--- AIM ---
Work out how many lines in the listing below include the word "minősülő"; answer with the number alone.

┌────────

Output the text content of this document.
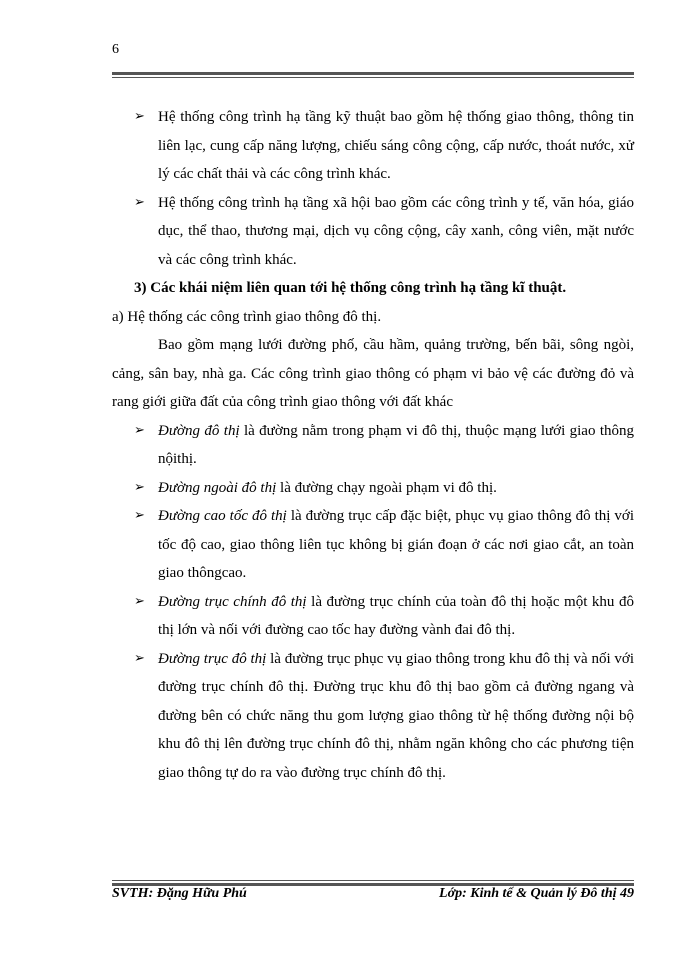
6
➢ Hệ thống công trình hạ tầng kỹ thuật bao gồm hệ thống giao thông, thông tin liên lạc, cung cấp năng lượng, chiếu sáng công cộng, cấp nước, thoát nước, xử lý các chất thải và các công trình khác.
➢ Hệ thống công trình hạ tầng xã hội bao gồm các công trình y tế, văn hóa, giáo dục, thể thao, thương mại, dịch vụ công cộng, cây xanh, công viên, mặt nước và các công trình khác.
3) Các khái niệm liên quan tới hệ thống công trình hạ tầng kĩ thuật.
a) Hệ thống các công trình giao thông đô thị.
Bao gồm mạng lưới đường phố, cầu hầm, quảng trường, bến bãi, sông ngòi, cảng, sân bay, nhà ga. Các công trình giao thông có phạm vi bảo vệ các đường đỏ và rang giới giữa đất của công trình giao thông với đất khác
➢ Đường đô thị là đường nằm trong phạm vi đô thị, thuộc mạng lưới giao thông nộithị.
➢ Đường ngoài đô thị là đường chạy ngoài phạm vi đô thị.
➢ Đường cao tốc đô thị là đường trục cấp đặc biệt, phục vụ giao thông đô thị với tốc độ cao, giao thông liên tục không bị gián đoạn ở các nơi giao cắt, an toàn giao thôngcao.
➢ Đường trục chính đô thị là đường trục chính của toàn đô thị hoặc một khu đô thị lớn và nối với đường cao tốc hay đường vành đai đô thị.
➢ Đường trục đô thị là đường trục phục vụ giao thông trong khu đô thị và nối với đường trục chính đô thị. Đường trục khu đô thị bao gồm cả đường ngang và đường bên có chức năng thu gom lượng giao thông từ hệ thống đường nội bộ khu đô thị lên đường trục chính đô thị, nhằm ngăn không cho các phương tiện giao thông tự do ra vào đường trục chính đô thị.
SVTH: Đặng Hữu Phú	Lớp: Kinh tế & Quản lý Đô thị 49
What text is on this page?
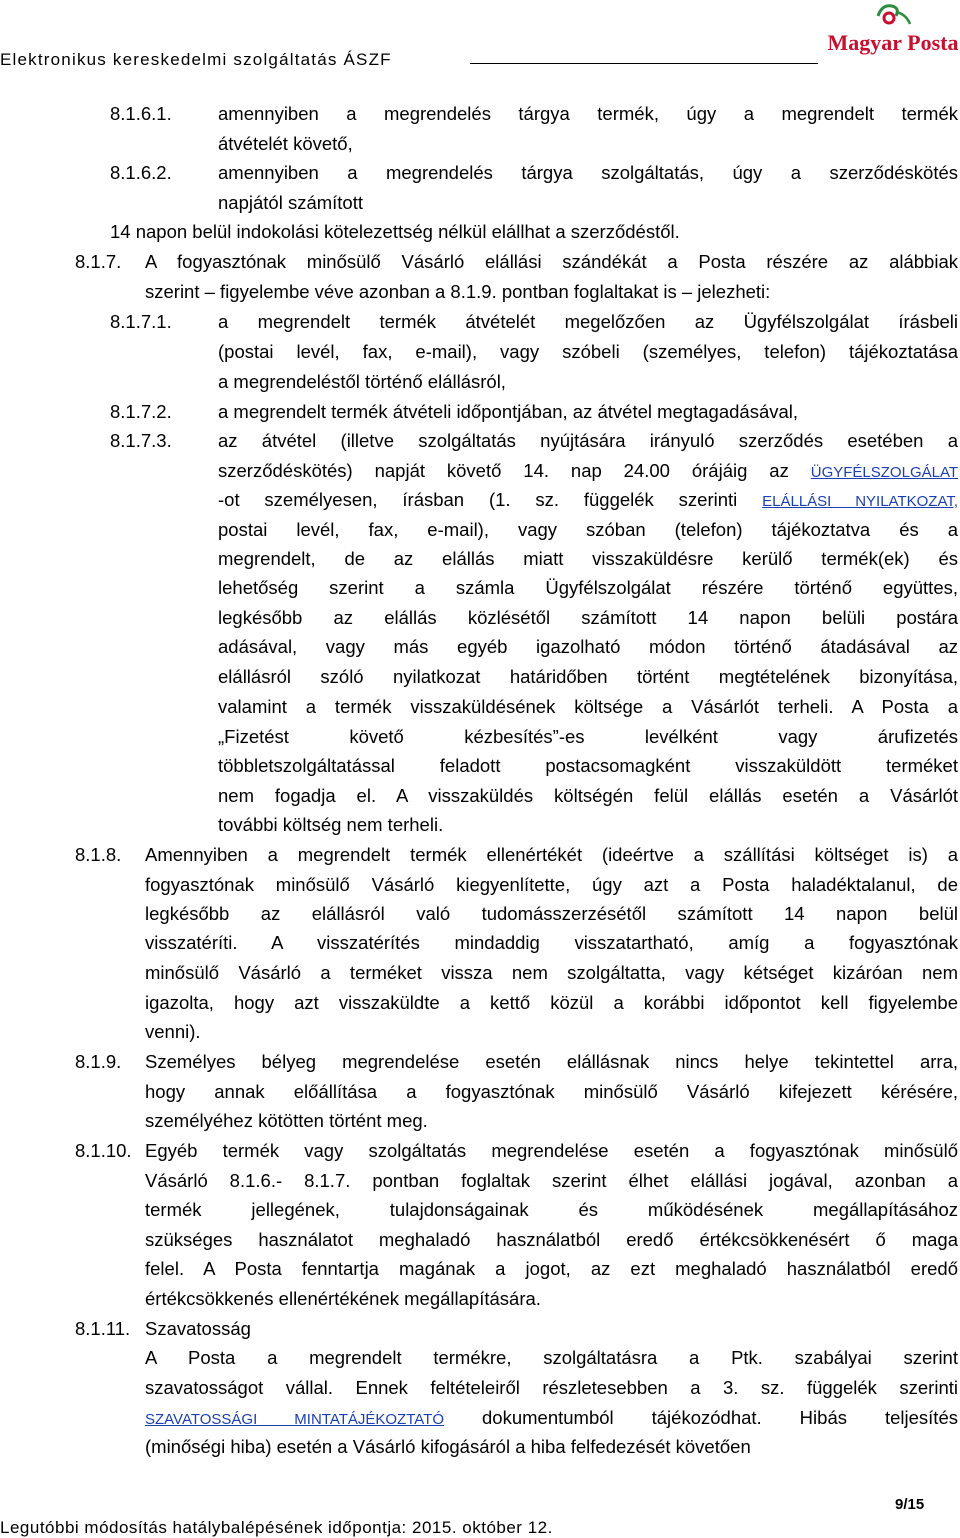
Elektronikus kereskedelmi szolgáltatás ÁSZF
Magyar Posta
8.1.6.1.	amennyiben a megrendelés tárgya termék, úgy a megrendelt termék
átvételét követő,
8.1.6.2.	amennyiben a megrendelés tárgya szolgáltatás, úgy a szerződéskötés
napjától számított
14 napon belül indokolási kötelezettség nélkül elállhat a szerződéstől.
8.1.7. A fogyasztónak minősülő Vásárló elállási szándékát a Posta részére az alábbiak
szerint – figyelembe véve azonban a 8.1.9. pontban foglaltakat is – jelezheti:
8.1.7.1.	a megrendelt termék átvételét megelőzően az Ügyfélszolgálat írásbeli
(postai levél, fax, e-mail), vagy szóbeli (személyes, telefon) tájékoztatása
a megrendeléstől történő elállásról,
8.1.7.2.	a megrendelt termék átvételi időpontjában, az átvétel megtagadásával,
8.1.7.3.	az átvétel (illetve szolgáltatás nyújtására irányuló szerződés esetében a
szerződéskötés) napját követő 14. nap 24.00 órájáig az ÜGYFÉLSZOLGÁLAT
-ot személyesen, írásban (1. sz. függelék szerinti ELÁLLÁSI NYILATKOZAT,
postai levél, fax, e-mail), vagy szóban (telefon) tájékoztatva és a
megrendelt, de az elállás miatt visszaküldésre kerülő termék(ek) és
lehetőség szerint a számla Ügyfélszolgálat részére történő együttes,
legkésőbb az elállás közlésétől számított 14 napon belüli postára
adásával, vagy más egyéb igazolható módon történő átadásával az
elállásról szóló nyilatkozat határidőben történt megtételének bizonyítása,
valamint a termék visszaküldésének költsége a Vásárlót terheli. A Posta a
„Fizetést követő kézbesítés”-es levélként vagy árufizetés
többletszolgáltatással feladott postacsomagként visszaküldött terméket
nem fogadja el. A visszaküldés költségén felül elállás esetén a Vásárlót
további költség nem terheli.
8.1.8. Amennyiben a megrendelt termék ellenértékét (ideértve a szállítási költséget is) a
fogyasztónak minősülő Vásárló kiegyenlítette, úgy azt a Posta haladéktalanul, de
legkésőbb az elállásról való tudomásszerzésétől számított 14 napon belül
visszatéríti. A visszatérítés mindaddig visszatartható, amíg a fogyasztónak
minősülő Vásárló a terméket vissza nem szolgáltatta, vagy kétséget kizáróan nem
igazolta, hogy azt visszaküldte a kettő közül a korábbi időpontot kell figyelembe
venni).
8.1.9. Személyes bélyeg megrendelése esetén elállásnak nincs helye tekintettel arra,
hogy annak előállítása a fogyasztónak minősülő Vásárló kifejezett kérésére,
személyéhez kötötten történt meg.
8.1.10. Egyéb termék vagy szolgáltatás megrendelése esetén a fogyasztónak minősülő
Vásárló 8.1.6.- 8.1.7. pontban foglaltak szerint élhet elállási jogával, azonban a
termék jellegének, tulajdonságainak és működésének megállapításához
szükséges használatot meghaladó használatból eredő értékcsökkenésért ő maga
felel. A Posta fenntartja magának a jogot, az ezt meghaladó használatból eredő
értékcsökkenés ellenértékének megállapítására.
8.1.11. Szavatosság
A Posta a megrendelt termékre, szolgáltatásra a Ptk. szabályai szerint
szavatosságot vállal. Ennek feltételeiről részletesebben a 3. sz. függelék szerinti
SZAVATOSSÁGI MINTATÁJÉKOZTATÓ dokumentumból tájékozódhat. Hibás teljesítés
(minőségi hiba) esetén a Vásárló kifogásáról a hiba felfedezését követően
9/15
Legutóbbi módosítás hatálybalépésének időpontja: 2015. október 12.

└────────

--- FINISHED ANSWER ---
5